CELE ZADAŃ:
1. Z jakiego materiału uszyto torby opisane w tekście o szyciu toreb?
2. Dopisz dalszy ciąg tekstu o szyciu toreb z nogawek spodni, zaczynając od miejsca po jego ostatnim zdaniu.

TEKST DO PRZECZYTANIA:
------------
Od czasu do czasu lubię siąść do maszyny i uszczuplić zapasy materiałów i dodatków krawieckich. Niedawno obcinałam spodnie córce koleżanki z pracy i zostały nogawki, wyrzucić szkoda, więc powstały torby😁:
Taka prosta, ale dosyć pojemna:
Z kieszonką na drobiazgi i zapinana na zamek:
Jako ozdobę naszyłam chabrowe serce, kiedyś zrobiłam i czekało na swój czas:
Drugą torba troszeczkę inna:
Nawet Lolunia załapała się na zdjęciach😁.
W tej trochę więcej kieszeni, mniejsza zamykana na zamek, większa na zatrzaskę, a cała torba na magnes.
Kolejne się szyją, więc będę miała co pokazać😁.
------------
WYCIĄG DANYCH:
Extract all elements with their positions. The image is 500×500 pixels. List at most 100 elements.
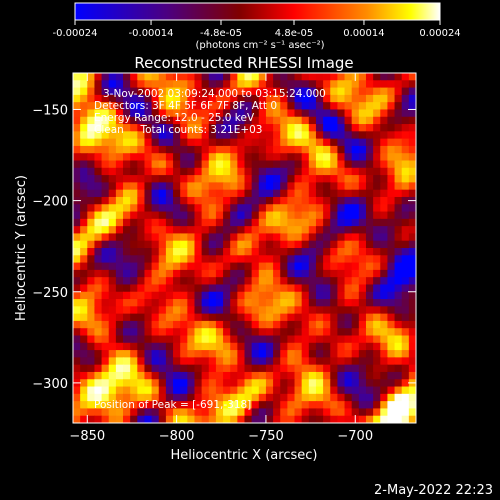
heatmap-cell bbox=[287, 386, 296, 395]
heatmap-cell bbox=[223, 138, 231, 147]
heatmap-cell bbox=[180, 218, 188, 227]
heatmap-cell bbox=[223, 248, 231, 256]
heatmap-cell bbox=[101, 401, 110, 410]
heatmap-cell bbox=[165, 248, 174, 256]
heatmap-cell bbox=[194, 393, 203, 402]
heatmap-cell bbox=[115, 408, 124, 417]
heatmap-cell bbox=[351, 124, 360, 132]
heatmap-cell bbox=[123, 415, 131, 423]
heatmap-cell bbox=[101, 350, 110, 358]
footer-timestamp: 2-May-2022 22:23 bbox=[374, 483, 493, 498]
heatmap-cell bbox=[323, 357, 331, 366]
heatmap-cell bbox=[380, 109, 389, 118]
heatmap-cell bbox=[180, 131, 188, 140]
heatmap-cell bbox=[244, 393, 253, 402]
heatmap-cell bbox=[180, 196, 188, 205]
heatmap-cell bbox=[137, 335, 146, 344]
heatmap-cell bbox=[223, 73, 231, 81]
heatmap-cell bbox=[165, 320, 174, 329]
heatmap-cell bbox=[323, 320, 331, 329]
heatmap-cell bbox=[258, 233, 267, 242]
y-tick-label: −250 bbox=[32, 286, 68, 301]
heatmap-cell bbox=[87, 196, 96, 205]
heatmap-cell bbox=[401, 364, 410, 373]
heatmap-cell bbox=[380, 386, 389, 395]
heatmap-cell bbox=[387, 145, 396, 154]
heatmap-cell bbox=[273, 145, 281, 154]
heatmap-cell bbox=[251, 277, 260, 286]
heatmap-cell bbox=[80, 153, 88, 162]
heatmap-cell bbox=[144, 204, 153, 213]
heatmap-cell bbox=[251, 87, 260, 96]
heatmap-cell bbox=[180, 116, 188, 125]
heatmap-cell bbox=[173, 145, 181, 154]
heatmap-cell bbox=[80, 248, 88, 256]
heatmap-cell bbox=[408, 204, 416, 213]
heatmap-cell bbox=[365, 393, 374, 402]
heatmap-cell bbox=[387, 248, 396, 256]
heatmap-cell bbox=[351, 379, 360, 388]
heatmap-cell bbox=[130, 218, 138, 227]
heatmap-cell bbox=[273, 408, 281, 417]
heatmap-cell bbox=[201, 240, 210, 249]
heatmap-cell bbox=[308, 196, 317, 205]
heatmap-cell bbox=[115, 211, 124, 220]
heatmap-cell bbox=[251, 364, 260, 373]
heatmap-cell bbox=[265, 94, 274, 103]
heatmap-cell bbox=[230, 386, 238, 395]
heatmap-cell bbox=[194, 240, 203, 249]
heatmap-cell bbox=[337, 189, 346, 198]
heatmap-cell bbox=[144, 306, 153, 315]
heatmap-cell bbox=[373, 153, 381, 162]
heatmap-cell bbox=[344, 342, 353, 351]
heatmap-cell bbox=[337, 371, 346, 380]
heatmap-cell bbox=[187, 291, 196, 300]
heatmap-cell bbox=[94, 357, 103, 366]
heatmap-cell bbox=[180, 408, 188, 417]
heatmap-cell bbox=[337, 116, 346, 125]
heatmap-cell bbox=[337, 415, 346, 423]
heatmap-cell bbox=[94, 248, 103, 256]
heatmap-cell bbox=[394, 73, 403, 81]
heatmap-cell bbox=[94, 196, 103, 205]
heatmap-cell bbox=[365, 116, 374, 125]
heatmap-cell bbox=[273, 299, 281, 307]
heatmap-cell bbox=[208, 175, 217, 183]
heatmap-cell bbox=[387, 379, 396, 388]
heatmap-cell bbox=[223, 328, 231, 337]
heatmap-cell bbox=[323, 240, 331, 249]
heatmap-cell bbox=[351, 189, 360, 198]
heatmap-cell bbox=[165, 408, 174, 417]
heatmap-cell bbox=[101, 313, 110, 322]
heatmap-cell bbox=[215, 386, 224, 395]
heatmap-cell bbox=[115, 328, 124, 337]
heatmap-cell bbox=[401, 145, 410, 154]
heatmap-cell bbox=[237, 299, 246, 307]
heatmap-cell bbox=[201, 291, 210, 300]
heatmap-cell bbox=[108, 335, 117, 344]
heatmap-cell bbox=[123, 342, 131, 351]
heatmap-cell bbox=[394, 145, 403, 154]
heatmap-cell bbox=[365, 386, 374, 395]
heatmap-cell bbox=[123, 116, 131, 125]
heatmap-cell bbox=[94, 189, 103, 198]
heatmap-cell bbox=[258, 371, 267, 380]
heatmap-cell bbox=[273, 175, 281, 183]
heatmap-cell bbox=[315, 226, 324, 235]
heatmap-cell bbox=[187, 182, 196, 191]
heatmap-cell bbox=[208, 211, 217, 220]
heatmap-cell bbox=[94, 386, 103, 395]
heatmap-cell bbox=[251, 189, 260, 198]
heatmap-cell bbox=[87, 131, 96, 140]
heatmap-cell bbox=[108, 379, 117, 388]
heatmap-cell bbox=[130, 386, 138, 395]
heatmap-cell bbox=[294, 145, 303, 154]
heatmap-cell bbox=[280, 80, 288, 89]
heatmap-cell bbox=[308, 277, 317, 286]
heatmap-cell bbox=[258, 306, 267, 315]
heatmap-cell bbox=[408, 124, 416, 132]
heatmap-cell bbox=[373, 335, 381, 344]
heatmap-cell bbox=[165, 371, 174, 380]
heatmap-cell bbox=[223, 87, 231, 96]
heatmap-cell bbox=[273, 226, 281, 235]
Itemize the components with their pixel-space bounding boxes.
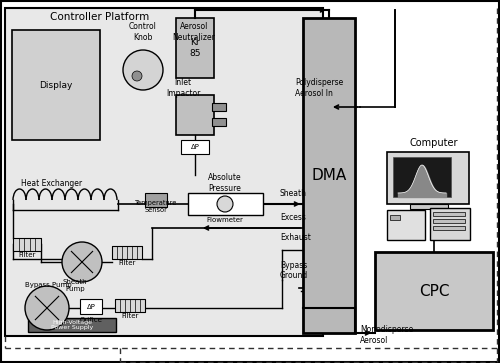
Bar xyxy=(430,208,470,240)
Text: High-Voltage
Power Supply: High-Voltage Power Supply xyxy=(51,319,93,330)
Text: ΔP: ΔP xyxy=(86,304,96,310)
Bar xyxy=(188,193,263,215)
Text: Display: Display xyxy=(40,81,72,90)
Text: Filter: Filter xyxy=(118,260,136,266)
Text: Filter: Filter xyxy=(18,252,36,258)
Text: Monodisperse
Aerosol: Monodisperse Aerosol xyxy=(360,325,413,345)
Text: Heat Exchanger: Heat Exchanger xyxy=(22,179,82,188)
Text: Computer: Computer xyxy=(410,138,458,148)
Text: Aerosol
Neutralizer: Aerosol Neutralizer xyxy=(172,22,216,42)
Bar xyxy=(433,219,465,223)
Text: DMA: DMA xyxy=(312,167,346,183)
Text: Kr
85: Kr 85 xyxy=(189,38,201,58)
Text: Ground: Ground xyxy=(280,270,308,280)
Bar xyxy=(433,226,465,230)
Text: Control
Knob: Control Knob xyxy=(129,22,157,42)
Bar xyxy=(176,95,214,135)
Bar xyxy=(393,157,451,197)
Text: CPC: CPC xyxy=(419,284,449,298)
Text: Bypass Pump: Bypass Pump xyxy=(24,282,72,288)
Text: Sheath: Sheath xyxy=(280,188,307,197)
Text: Excess: Excess xyxy=(280,213,306,223)
Bar xyxy=(390,215,400,220)
Text: Inlet
Impactor: Inlet Impactor xyxy=(166,78,200,98)
Circle shape xyxy=(25,286,69,330)
Text: Filter: Filter xyxy=(122,313,138,319)
Bar xyxy=(28,318,116,332)
Text: Flowmeter: Flowmeter xyxy=(206,217,244,223)
Text: Bypass: Bypass xyxy=(280,261,307,269)
Text: Controller Platform: Controller Platform xyxy=(50,12,150,22)
Circle shape xyxy=(132,71,142,81)
Circle shape xyxy=(217,196,233,212)
Bar xyxy=(12,30,100,140)
Text: ΔP: ΔP xyxy=(190,144,200,150)
Bar xyxy=(433,212,465,216)
Bar xyxy=(410,204,448,209)
Text: Exhaust: Exhaust xyxy=(280,233,311,242)
Bar xyxy=(212,118,226,126)
Circle shape xyxy=(123,50,163,90)
Text: Temperature
Sensor: Temperature Sensor xyxy=(135,200,177,213)
Bar xyxy=(13,238,41,251)
Text: Orifice: Orifice xyxy=(80,317,102,323)
Bar xyxy=(80,299,102,314)
Bar xyxy=(387,152,469,204)
Bar xyxy=(5,8,323,336)
Bar xyxy=(176,18,214,78)
Text: Sheath
Pump: Sheath Pump xyxy=(62,280,88,293)
Bar xyxy=(375,252,493,330)
Bar xyxy=(145,193,167,207)
Bar xyxy=(387,210,425,240)
Bar xyxy=(115,299,145,312)
Bar xyxy=(181,140,209,154)
Text: Polydisperse
Aerosol In: Polydisperse Aerosol In xyxy=(295,78,343,98)
Bar xyxy=(112,246,142,259)
Bar xyxy=(303,18,355,333)
Text: Absolute
Pressure: Absolute Pressure xyxy=(208,173,242,193)
Bar xyxy=(212,103,226,111)
Circle shape xyxy=(62,242,102,282)
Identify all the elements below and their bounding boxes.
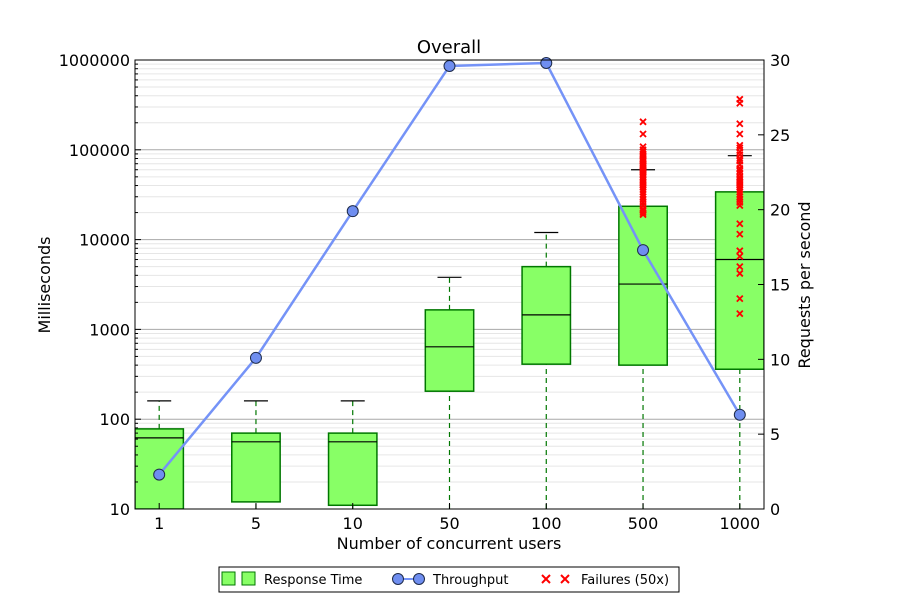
y-tick-label: 1000000 bbox=[59, 51, 130, 70]
x-axis-label: Number of concurrent users bbox=[337, 534, 562, 553]
y2-tick-label: 10 bbox=[770, 350, 790, 369]
failure-point-1000 bbox=[736, 230, 744, 238]
failure-point-1000 bbox=[736, 167, 744, 175]
y2-tick-label: 20 bbox=[770, 201, 790, 220]
y-tick-label: 100 bbox=[99, 410, 130, 429]
box-cat-1000 bbox=[714, 191, 764, 370]
failure-point-1000 bbox=[736, 141, 744, 150]
legend-frame bbox=[218, 566, 680, 593]
throughput-point-5 bbox=[249, 351, 262, 364]
failures bbox=[639, 95, 744, 318]
failure-point-500 bbox=[639, 143, 647, 151]
y-axis-label: Milliseconds bbox=[35, 237, 54, 334]
failure-point-1000 bbox=[736, 144, 744, 152]
axes: 1010010001000010000010000000510152025301… bbox=[59, 51, 791, 533]
x-tick-label: 10 bbox=[343, 514, 363, 533]
failure-point-1000 bbox=[736, 130, 744, 138]
failure-point-500 bbox=[639, 130, 647, 138]
failure-point-1000 bbox=[736, 269, 744, 278]
legend-failure-marker-1 bbox=[541, 574, 551, 584]
legend-response-time-label: Response Time bbox=[264, 573, 362, 588]
failure-point-1000 bbox=[736, 262, 744, 271]
legend-failures-label: Failures (50x) bbox=[581, 573, 669, 588]
y-tick-label: 10 bbox=[110, 500, 130, 519]
x-tick-label: 100 bbox=[531, 514, 562, 533]
legend: Response Time Throughput Failures (50x) bbox=[218, 566, 680, 593]
box-cat-500 bbox=[618, 205, 668, 366]
y2-tick-label: 30 bbox=[770, 51, 790, 70]
failure-point-500 bbox=[639, 118, 647, 126]
y2-axis-label: Requests per second bbox=[795, 201, 814, 368]
failure-point-1000 bbox=[736, 309, 744, 318]
throughput-point-10 bbox=[346, 205, 359, 218]
legend-throughput-marker-2 bbox=[413, 573, 425, 585]
legend-failure-marker-2 bbox=[560, 574, 570, 584]
y-tick-label: 10000 bbox=[79, 231, 130, 250]
throughput-point-1 bbox=[153, 468, 166, 481]
boxes bbox=[135, 155, 764, 509]
y-tick-label: 1000 bbox=[89, 320, 130, 339]
failure-point-1000 bbox=[736, 95, 744, 103]
failure-point-1000 bbox=[736, 247, 744, 255]
throughput-point-50 bbox=[443, 59, 456, 72]
failure-point-1000 bbox=[736, 120, 744, 128]
legend-throughput-marker-1 bbox=[392, 573, 404, 585]
throughput-point-500 bbox=[637, 244, 650, 257]
throughput-point-100 bbox=[540, 56, 553, 69]
legend-throughput-label: Throughput bbox=[432, 573, 509, 588]
y-tick-label: 100000 bbox=[69, 141, 130, 160]
failure-point-1000 bbox=[736, 220, 744, 228]
failure-point-1000 bbox=[736, 252, 744, 261]
y2-tick-label: 15 bbox=[770, 276, 790, 295]
failure-point-1000 bbox=[736, 295, 744, 303]
y2-tick-label: 0 bbox=[770, 500, 780, 519]
throughput bbox=[153, 56, 746, 481]
y2-tick-label: 25 bbox=[770, 126, 790, 145]
box-cat-5 bbox=[231, 432, 281, 503]
x-tick-label: 5 bbox=[251, 514, 261, 533]
x-tick-label: 1000 bbox=[719, 514, 760, 533]
throughput-point-1000 bbox=[733, 408, 746, 421]
box-cat-10 bbox=[327, 432, 378, 507]
x-tick-label: 500 bbox=[628, 514, 659, 533]
x-tick-label: 50 bbox=[439, 514, 459, 533]
x-tick-label: 1 bbox=[154, 514, 164, 533]
legend-response-time-swatch-2 bbox=[241, 571, 256, 586]
box-cat-50 bbox=[424, 309, 475, 392]
y2-tick-label: 5 bbox=[770, 425, 780, 444]
failure-point-1000 bbox=[736, 157, 744, 165]
legend-response-time-swatch-1 bbox=[221, 571, 236, 586]
chart-title: Overall bbox=[417, 37, 481, 58]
------------
ODPOWIEDZI DO ZADAŃ:
1. Z nogawek, które zostały po obcięciu spodni córce koleżanki z pracy.

2.
W przerwach czytam:
Drugą część Latarnika, życie toczy się dalej, wiele zawirowań w życiu bohaterów, czy wszystko się powyjaśnia i wyprostuje🤔.
Choć to dopiero początek sierpnia, to pogoda dzisiaj jesienna, a i jesień jakby się spieszyła z przyjściem:
Przyjdzie w tym roku szybciej, czy tylko straszy🤔.
Pozdrawiam cieplutko i serdecznie Wszystkich do mnie zaglądających, do miłego 👋 ☘️ ❤️ 😘.
Małgosia.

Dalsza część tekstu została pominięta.